### Problem
Exactly reproduce each record listed below.

### Stored records
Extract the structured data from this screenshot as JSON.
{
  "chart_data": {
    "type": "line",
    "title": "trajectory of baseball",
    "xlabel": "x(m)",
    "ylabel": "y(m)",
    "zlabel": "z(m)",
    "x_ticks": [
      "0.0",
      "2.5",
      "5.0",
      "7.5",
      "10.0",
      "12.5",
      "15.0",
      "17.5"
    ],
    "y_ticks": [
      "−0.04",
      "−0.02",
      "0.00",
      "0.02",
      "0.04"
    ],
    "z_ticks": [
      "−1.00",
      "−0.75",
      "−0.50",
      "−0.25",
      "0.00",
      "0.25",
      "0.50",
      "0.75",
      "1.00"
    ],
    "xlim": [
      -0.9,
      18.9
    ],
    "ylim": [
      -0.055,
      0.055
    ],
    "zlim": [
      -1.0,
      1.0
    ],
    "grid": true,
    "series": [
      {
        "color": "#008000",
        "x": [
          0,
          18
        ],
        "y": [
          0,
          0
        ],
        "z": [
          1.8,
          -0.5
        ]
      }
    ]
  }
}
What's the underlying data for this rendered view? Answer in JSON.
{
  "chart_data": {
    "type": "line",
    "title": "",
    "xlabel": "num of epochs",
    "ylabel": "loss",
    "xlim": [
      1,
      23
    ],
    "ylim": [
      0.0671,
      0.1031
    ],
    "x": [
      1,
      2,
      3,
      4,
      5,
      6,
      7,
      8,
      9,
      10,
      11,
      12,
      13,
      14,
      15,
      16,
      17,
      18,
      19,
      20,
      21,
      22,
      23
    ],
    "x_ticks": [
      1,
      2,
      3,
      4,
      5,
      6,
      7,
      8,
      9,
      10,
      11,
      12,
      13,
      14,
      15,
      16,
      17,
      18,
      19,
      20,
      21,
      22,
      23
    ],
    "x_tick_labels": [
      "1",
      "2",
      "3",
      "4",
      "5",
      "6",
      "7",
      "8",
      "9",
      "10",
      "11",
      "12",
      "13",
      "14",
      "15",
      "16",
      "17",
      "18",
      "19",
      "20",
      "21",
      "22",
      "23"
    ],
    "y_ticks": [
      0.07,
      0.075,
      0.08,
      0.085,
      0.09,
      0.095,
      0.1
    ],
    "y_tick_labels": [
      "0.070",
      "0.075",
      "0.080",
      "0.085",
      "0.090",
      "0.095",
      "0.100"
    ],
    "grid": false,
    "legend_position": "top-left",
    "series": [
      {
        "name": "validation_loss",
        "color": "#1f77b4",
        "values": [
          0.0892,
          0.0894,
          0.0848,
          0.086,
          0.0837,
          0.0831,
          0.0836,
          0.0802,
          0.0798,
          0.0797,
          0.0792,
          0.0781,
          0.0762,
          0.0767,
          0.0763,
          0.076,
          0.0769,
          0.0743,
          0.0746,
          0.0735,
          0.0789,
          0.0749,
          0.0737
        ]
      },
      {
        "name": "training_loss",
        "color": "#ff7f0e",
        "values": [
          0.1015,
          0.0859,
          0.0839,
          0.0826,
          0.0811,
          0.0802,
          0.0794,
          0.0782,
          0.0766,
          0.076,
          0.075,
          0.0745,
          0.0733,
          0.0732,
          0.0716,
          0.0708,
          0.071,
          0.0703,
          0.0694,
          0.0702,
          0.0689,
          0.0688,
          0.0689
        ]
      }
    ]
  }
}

### The solution
Extract the structured data from this screenshot as JSON.
{
  "chart_data": {
    "type": "line",
    "title": "trajectory of baseball",
    "xlabel": "x(m)",
    "ylabel": "y(m)",
    "zlabel": "z(m)",
    "x_ticks": [
      "0.0",
      "2.5",
      "5.0",
      "7.5",
      "10.0",
      "12.5",
      "15.0",
      "17.5"
    ],
    "y_ticks": [
      "−0.04",
      "−0.02",
      "0.00",
      "0.02",
      "0.04"
    ],
    "z_ticks": [
      "−1.00",
      "−0.75",
      "−0.50",
      "−0.25",
      "0.00",
      "0.25",
      "0.50",
      "0.75",
      "1.00"
    ],
    "xlim": [
      -0.9,
      18.9
    ],
    "ylim": [
      -0.055,
      0.055
    ],
    "zlim": [
      -1.0,
      1.0
    ],
    "grid": true,
    "series": [
      {
        "color": "#008000",
        "x": [
          0,
          18
        ],
        "y": [
          0,
          0
        ],
        "z": [
          1.8,
          -0.5
        ]
      }
    ]
  }
}
What's the underlying data for this rendered view? Answer in JSON.
{
  "chart_data": {
    "type": "line",
    "title": "",
    "xlabel": "num of epochs",
    "ylabel": "loss",
    "xlim": [
      1,
      23
    ],
    "ylim": [
      0.0671,
      0.1031
    ],
    "x": [
      1,
      2,
      3,
      4,
      5,
      6,
      7,
      8,
      9,
      10,
      11,
      12,
      13,
      14,
      15,
      16,
      17,
      18,
      19,
      20,
      21,
      22,
      23
    ],
    "x_ticks": [
      1,
      2,
      3,
      4,
      5,
      6,
      7,
      8,
      9,
      10,
      11,
      12,
      13,
      14,
      15,
      16,
      17,
      18,
      19,
      20,
      21,
      22,
      23
    ],
    "x_tick_labels": [
      "1",
      "2",
      "3",
      "4",
      "5",
      "6",
      "7",
      "8",
      "9",
      "10",
      "11",
      "12",
      "13",
      "14",
      "15",
      "16",
      "17",
      "18",
      "19",
      "20",
      "21",
      "22",
      "23"
    ],
    "y_ticks": [
      0.07,
      0.075,
      0.08,
      0.085,
      0.09,
      0.095,
      0.1
    ],
    "y_tick_labels": [
      "0.070",
      "0.075",
      "0.080",
      "0.085",
      "0.090",
      "0.095",
      "0.100"
    ],
    "grid": false,
    "legend_position": "top-left",
    "series": [
      {
        "name": "validation_loss",
        "color": "#1f77b4",
        "values": [
          0.0892,
          0.0894,
          0.0848,
          0.086,
          0.0837,
          0.0831,
          0.0836,
          0.0802,
          0.0798,
          0.0797,
          0.0792,
          0.0781,
          0.0762,
          0.0767,
          0.0763,
          0.076,
          0.0769,
          0.0743,
          0.0746,
          0.0735,
          0.0789,
          0.0749,
          0.0737
        ]
      },
      {
        "name": "training_loss",
        "color": "#ff7f0e",
        "values": [
          0.1015,
          0.0859,
          0.0839,
          0.0826,
          0.0811,
          0.0802,
          0.0794,
          0.0782,
          0.0766,
          0.076,
          0.075,
          0.0745,
          0.0733,
          0.0732,
          0.0716,
          0.0708,
          0.071,
          0.0703,
          0.0694,
          0.0702,
          0.0689,
          0.0688,
          0.0689
        ]
      }
    ]
  }
}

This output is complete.